Print the listing that follows, character for character.

[Stored items]
+++++

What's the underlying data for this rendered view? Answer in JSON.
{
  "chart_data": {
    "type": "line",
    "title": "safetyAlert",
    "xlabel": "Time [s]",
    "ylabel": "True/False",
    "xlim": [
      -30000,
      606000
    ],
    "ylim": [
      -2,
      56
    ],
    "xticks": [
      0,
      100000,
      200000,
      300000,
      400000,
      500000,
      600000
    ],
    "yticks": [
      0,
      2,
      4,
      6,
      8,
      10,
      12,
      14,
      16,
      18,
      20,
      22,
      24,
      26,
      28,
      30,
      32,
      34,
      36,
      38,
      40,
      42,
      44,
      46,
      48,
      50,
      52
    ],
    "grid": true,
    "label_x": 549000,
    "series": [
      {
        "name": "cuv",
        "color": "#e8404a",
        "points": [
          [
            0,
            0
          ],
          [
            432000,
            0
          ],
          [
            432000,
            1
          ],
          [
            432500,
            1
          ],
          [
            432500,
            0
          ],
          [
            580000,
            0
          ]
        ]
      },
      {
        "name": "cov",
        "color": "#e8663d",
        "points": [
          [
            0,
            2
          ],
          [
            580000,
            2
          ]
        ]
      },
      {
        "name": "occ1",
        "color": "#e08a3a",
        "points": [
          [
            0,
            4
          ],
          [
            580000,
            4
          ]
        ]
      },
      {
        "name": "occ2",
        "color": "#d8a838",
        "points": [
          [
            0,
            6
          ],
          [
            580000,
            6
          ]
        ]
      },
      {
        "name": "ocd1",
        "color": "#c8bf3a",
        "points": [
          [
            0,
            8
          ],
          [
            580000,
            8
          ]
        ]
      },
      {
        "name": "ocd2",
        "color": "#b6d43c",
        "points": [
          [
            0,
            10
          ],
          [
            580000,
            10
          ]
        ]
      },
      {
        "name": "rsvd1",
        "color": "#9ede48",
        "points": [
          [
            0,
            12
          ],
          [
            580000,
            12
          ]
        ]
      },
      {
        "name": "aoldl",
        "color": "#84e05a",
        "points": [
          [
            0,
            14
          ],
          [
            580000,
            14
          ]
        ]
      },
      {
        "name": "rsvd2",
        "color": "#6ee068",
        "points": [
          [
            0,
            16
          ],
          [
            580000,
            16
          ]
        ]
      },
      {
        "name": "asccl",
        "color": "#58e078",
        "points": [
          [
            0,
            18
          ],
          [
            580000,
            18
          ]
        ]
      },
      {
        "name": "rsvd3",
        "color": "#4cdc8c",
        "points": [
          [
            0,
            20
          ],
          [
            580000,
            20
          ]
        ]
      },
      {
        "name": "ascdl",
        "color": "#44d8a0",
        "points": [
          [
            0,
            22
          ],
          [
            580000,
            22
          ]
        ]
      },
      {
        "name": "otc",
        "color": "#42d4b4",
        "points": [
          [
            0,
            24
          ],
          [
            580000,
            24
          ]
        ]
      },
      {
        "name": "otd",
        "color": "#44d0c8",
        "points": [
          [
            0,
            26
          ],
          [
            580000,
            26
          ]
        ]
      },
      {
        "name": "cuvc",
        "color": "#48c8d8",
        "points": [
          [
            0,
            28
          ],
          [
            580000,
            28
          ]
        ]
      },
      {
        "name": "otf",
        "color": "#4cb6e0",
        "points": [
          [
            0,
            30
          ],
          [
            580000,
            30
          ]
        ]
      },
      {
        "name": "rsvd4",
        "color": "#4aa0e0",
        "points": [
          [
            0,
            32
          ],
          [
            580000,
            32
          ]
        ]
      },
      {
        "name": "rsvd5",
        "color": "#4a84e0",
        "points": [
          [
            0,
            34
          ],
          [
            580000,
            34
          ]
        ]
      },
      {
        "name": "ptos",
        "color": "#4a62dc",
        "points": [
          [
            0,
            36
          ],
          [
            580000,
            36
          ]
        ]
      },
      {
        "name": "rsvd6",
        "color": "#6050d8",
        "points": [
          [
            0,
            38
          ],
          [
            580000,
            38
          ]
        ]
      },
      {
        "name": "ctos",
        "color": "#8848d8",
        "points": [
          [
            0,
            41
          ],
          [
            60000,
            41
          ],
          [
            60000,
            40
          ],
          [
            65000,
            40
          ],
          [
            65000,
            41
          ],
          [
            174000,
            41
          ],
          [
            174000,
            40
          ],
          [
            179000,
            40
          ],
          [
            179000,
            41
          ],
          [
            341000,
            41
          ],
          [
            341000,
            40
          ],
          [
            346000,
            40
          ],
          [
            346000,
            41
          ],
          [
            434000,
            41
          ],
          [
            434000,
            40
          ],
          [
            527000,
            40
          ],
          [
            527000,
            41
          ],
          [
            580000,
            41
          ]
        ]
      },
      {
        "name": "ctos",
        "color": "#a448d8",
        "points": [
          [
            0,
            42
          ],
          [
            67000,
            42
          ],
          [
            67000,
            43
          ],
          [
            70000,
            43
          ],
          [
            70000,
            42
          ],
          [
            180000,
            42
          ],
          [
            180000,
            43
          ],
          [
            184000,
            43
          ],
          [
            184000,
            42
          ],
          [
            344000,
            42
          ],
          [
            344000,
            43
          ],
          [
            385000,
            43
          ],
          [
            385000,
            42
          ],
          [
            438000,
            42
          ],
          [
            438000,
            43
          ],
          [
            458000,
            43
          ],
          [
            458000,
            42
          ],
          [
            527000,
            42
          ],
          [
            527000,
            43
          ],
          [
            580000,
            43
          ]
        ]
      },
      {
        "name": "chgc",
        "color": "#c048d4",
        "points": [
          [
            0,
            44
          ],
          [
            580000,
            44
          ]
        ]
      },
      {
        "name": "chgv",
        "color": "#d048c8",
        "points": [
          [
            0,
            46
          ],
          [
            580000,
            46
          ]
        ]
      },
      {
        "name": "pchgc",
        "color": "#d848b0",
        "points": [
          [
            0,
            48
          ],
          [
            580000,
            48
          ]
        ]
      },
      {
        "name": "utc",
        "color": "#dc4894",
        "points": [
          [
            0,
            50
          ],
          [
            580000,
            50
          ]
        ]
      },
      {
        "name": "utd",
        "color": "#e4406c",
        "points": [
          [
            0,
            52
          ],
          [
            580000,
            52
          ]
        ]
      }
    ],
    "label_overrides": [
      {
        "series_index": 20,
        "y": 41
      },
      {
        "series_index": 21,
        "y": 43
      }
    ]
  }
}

+++++

◆ **Task output**:
What's the underlying data for this rendered view? Answer in JSON.
{
  "chart_data": {
    "type": "line",
    "title": "safetyAlert",
    "xlabel": "Time [s]",
    "ylabel": "True/False",
    "xlim": [
      -30000,
      606000
    ],
    "ylim": [
      -2,
      56
    ],
    "xticks": [
      0,
      100000,
      200000,
      300000,
      400000,
      500000,
      600000
    ],
    "yticks": [
      0,
      2,
      4,
      6,
      8,
      10,
      12,
      14,
      16,
      18,
      20,
      22,
      24,
      26,
      28,
      30,
      32,
      34,
      36,
      38,
      40,
      42,
      44,
      46,
      48,
      50,
      52
    ],
    "grid": true,
    "label_x": 549000,
    "series": [
      {
        "name": "cuv",
        "color": "#e8404a",
        "points": [
          [
            0,
            0
          ],
          [
            432000,
            0
          ],
          [
            432000,
            1
          ],
          [
            432500,
            1
          ],
          [
            432500,
            0
          ],
          [
            580000,
            0
          ]
        ]
      },
      {
        "name": "cov",
        "color": "#e8663d",
        "points": [
          [
            0,
            2
          ],
          [
            580000,
            2
          ]
        ]
      },
      {
        "name": "occ1",
        "color": "#e08a3a",
        "points": [
          [
            0,
            4
          ],
          [
            580000,
            4
          ]
        ]
      },
      {
        "name": "occ2",
        "color": "#d8a838",
        "points": [
          [
            0,
            6
          ],
          [
            580000,
            6
          ]
        ]
      },
      {
        "name": "ocd1",
        "color": "#c8bf3a",
        "points": [
          [
            0,
            8
          ],
          [
            580000,
            8
          ]
        ]
      },
      {
        "name": "ocd2",
        "color": "#b6d43c",
        "points": [
          [
            0,
            10
          ],
          [
            580000,
            10
          ]
        ]
      },
      {
        "name": "rsvd1",
        "color": "#9ede48",
        "points": [
          [
            0,
            12
          ],
          [
            580000,
            12
          ]
        ]
      },
      {
        "name": "aoldl",
        "color": "#84e05a",
        "points": [
          [
            0,
            14
          ],
          [
            580000,
            14
          ]
        ]
      },
      {
        "name": "rsvd2",
        "color": "#6ee068",
        "points": [
          [
            0,
            16
          ],
          [
            580000,
            16
          ]
        ]
      },
      {
        "name": "asccl",
        "color": "#58e078",
        "points": [
          [
            0,
            18
          ],
          [
            580000,
            18
          ]
        ]
      },
      {
        "name": "rsvd3",
        "color": "#4cdc8c",
        "points": [
          [
            0,
            20
          ],
          [
            580000,
            20
          ]
        ]
      },
      {
        "name": "ascdl",
        "color": "#44d8a0",
        "points": [
          [
            0,
            22
          ],
          [
            580000,
            22
          ]
        ]
      },
      {
        "name": "otc",
        "color": "#42d4b4",
        "points": [
          [
            0,
            24
          ],
          [
            580000,
            24
          ]
        ]
      },
      {
        "name": "otd",
        "color": "#44d0c8",
        "points": [
          [
            0,
            26
          ],
          [
            580000,
            26
          ]
        ]
      },
      {
        "name": "cuvc",
        "color": "#48c8d8",
        "points": [
          [
            0,
            28
          ],
          [
            580000,
            28
          ]
        ]
      },
      {
        "name": "otf",
        "color": "#4cb6e0",
        "points": [
          [
            0,
            30
          ],
          [
            580000,
            30
          ]
        ]
      },
      {
        "name": "rsvd4",
        "color": "#4aa0e0",
        "points": [
          [
            0,
            32
          ],
          [
            580000,
            32
          ]
        ]
      },
      {
        "name": "rsvd5",
        "color": "#4a84e0",
        "points": [
          [
            0,
            34
          ],
          [
            580000,
            34
          ]
        ]
      },
      {
        "name": "ptos",
        "color": "#4a62dc",
        "points": [
          [
            0,
            36
          ],
          [
            580000,
            36
          ]
        ]
      },
      {
        "name": "rsvd6",
        "color": "#6050d8",
        "points": [
          [
            0,
            38
          ],
          [
            580000,
            38
          ]
        ]
      },
      {
        "name": "ctos",
        "color": "#8848d8",
        "points": [
          [
            0,
            41
          ],
          [
            60000,
            41
          ],
          [
            60000,
            40
          ],
          [
            65000,
            40
          ],
          [
            65000,
            41
          ],
          [
            174000,
            41
          ],
          [
            174000,
            40
          ],
          [
            179000,
            40
          ],
          [
            179000,
            41
          ],
          [
            341000,
            41
          ],
          [
            341000,
            40
          ],
          [
            346000,
            40
          ],
          [
            346000,
            41
          ],
          [
            434000,
            41
          ],
          [
            434000,
            40
          ],
          [
            527000,
            40
          ],
          [
            527000,
            41
          ],
          [
            580000,
            41
          ]
        ]
      },
      {
        "name": "ctos",
        "color": "#a448d8",
        "points": [
          [
            0,
            42
          ],
          [
            67000,
            42
          ],
          [
            67000,
            43
          ],
          [
            70000,
            43
          ],
          [
            70000,
            42
          ],
          [
            180000,
            42
          ],
          [
            180000,
            43
          ],
          [
            184000,
            43
          ],
          [
            184000,
            42
          ],
          [
            344000,
            42
          ],
          [
            344000,
            43
          ],
          [
            385000,
            43
          ],
          [
            385000,
            42
          ],
          [
            438000,
            42
          ],
          [
            438000,
            43
          ],
          [
            458000,
            43
          ],
          [
            458000,
            42
          ],
          [
            527000,
            42
          ],
          [
            527000,
            43
          ],
          [
            580000,
            43
          ]
        ]
      },
      {
        "name": "chgc",
        "color": "#c048d4",
        "points": [
          [
            0,
            44
          ],
          [
            580000,
            44
          ]
        ]
      },
      {
        "name": "chgv",
        "color": "#d048c8",
        "points": [
          [
            0,
            46
          ],
          [
            580000,
            46
          ]
        ]
      },
      {
        "name": "pchgc",
        "color": "#d848b0",
        "points": [
          [
            0,
            48
          ],
          [
            580000,
            48
          ]
        ]
      },
      {
        "name": "utc",
        "color": "#dc4894",
        "points": [
          [
            0,
            50
          ],
          [
            580000,
            50
          ]
        ]
      },
      {
        "name": "utd",
        "color": "#e4406c",
        "points": [
          [
            0,
            52
          ],
          [
            580000,
            52
          ]
        ]
      }
    ],
    "label_overrides": [
      {
        "series_index": 20,
        "y": 41
      },
      {
        "series_index": 21,
        "y": 43
      }
    ]
  }
}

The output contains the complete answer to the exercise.